→ Exercise goal:
Here are some records; copy every line that holds the word "name".
** BEGIN Data in this exercise **
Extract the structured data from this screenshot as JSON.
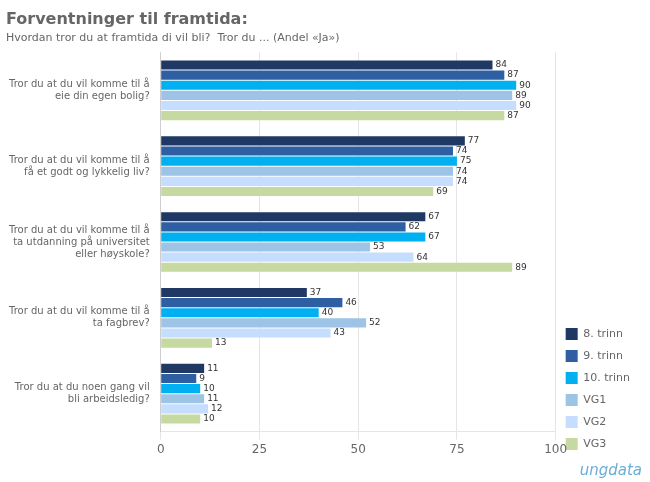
{
  "chart_data": {
    "type": "bar",
    "orientation": "horizontal",
    "title": "Forventninger til framtida:",
    "subtitle": "Hvordan tror du at framtida di vil bli?  Tror du ... (Andel «Ja»)",
    "categories": [
      "Tror du at du vil komme til å\neie din egen bolig?",
      "Tror du at du vil komme til å\nfå et godt og lykkelig liv?",
      "Tror du at du vil komme til å\nta utdanning på universitet\neller høyskole?",
      "Tror du at du vil komme til å\nta fagbrev?",
      "Tror du at du noen gang vil\nbli arbeidsledig?"
    ],
    "series": [
      {
        "name": "8. trinn",
        "color": "#1F3864",
        "values": [
          84,
          77,
          67,
          37,
          11
        ]
      },
      {
        "name": "9. trinn",
        "color": "#2E5FA3",
        "values": [
          87,
          74,
          62,
          46,
          9
        ]
      },
      {
        "name": "10. trinn",
        "color": "#00B0F0",
        "values": [
          90,
          75,
          67,
          40,
          10
        ]
      },
      {
        "name": "VG1",
        "color": "#9DC3E6",
        "values": [
          89,
          74,
          53,
          52,
          11
        ]
      },
      {
        "name": "VG2",
        "color": "#C5DEFF",
        "values": [
          90,
          74,
          64,
          43,
          12
        ]
      },
      {
        "name": "VG3",
        "color": "#C5D9A0",
        "values": [
          87,
          69,
          89,
          13,
          10
        ]
      }
    ],
    "xlim": [
      0,
      100
    ],
    "xticks": [
      0,
      25,
      50,
      75,
      100
    ],
    "grid": true,
    "legend": "lower right",
    "data_labels": true,
    "annotations": [
      "ungdata"
    ]
  }
}
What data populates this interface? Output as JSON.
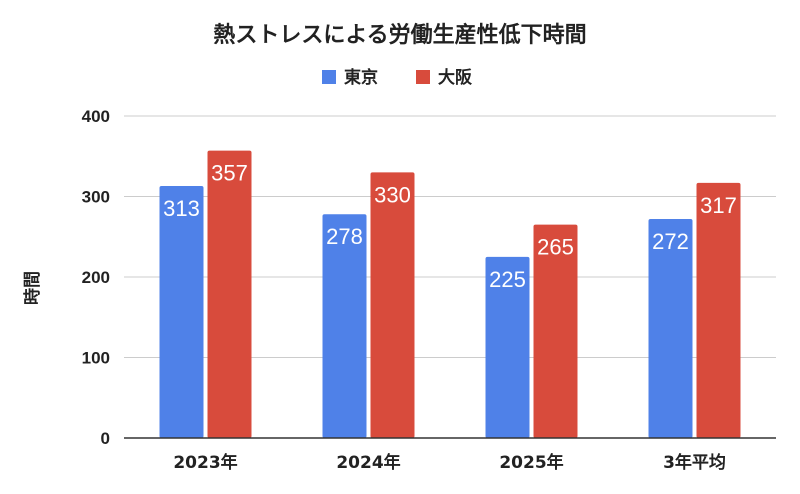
{
  "chart_data": {
    "type": "bar",
    "title": "熱ストレスによる労働生産性低下時間",
    "ylabel": "時間",
    "xlabel": "",
    "categories": [
      "2023年",
      "2024年",
      "2025年",
      "3年平均"
    ],
    "series": [
      {
        "name": "東京",
        "color": "#4f81e8",
        "values": [
          313,
          278,
          225,
          272
        ]
      },
      {
        "name": "大阪",
        "color": "#d84b3c",
        "values": [
          357,
          330,
          265,
          317
        ]
      }
    ],
    "ylim": [
      0,
      400
    ],
    "yticks": [
      "0",
      "100",
      "200",
      "300",
      "400"
    ],
    "yticks_values": [
      0,
      100,
      200,
      300,
      400
    ],
    "grid": true,
    "legend_position": "top-center",
    "data_labels": true
  }
}
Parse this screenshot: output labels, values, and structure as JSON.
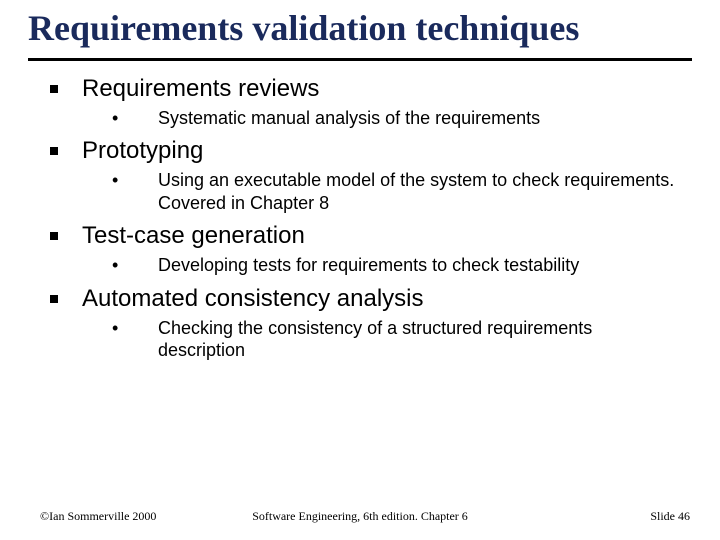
** END Data in this exercise **
→ Exercise answer:
        "name": "8. trinn",
        "name": "9. trinn",
        "name": "10. trinn",
        "name": "VG1",
        "name": "VG2",
        "name": "VG3",
        "name": "東京",
        "name": "大阪",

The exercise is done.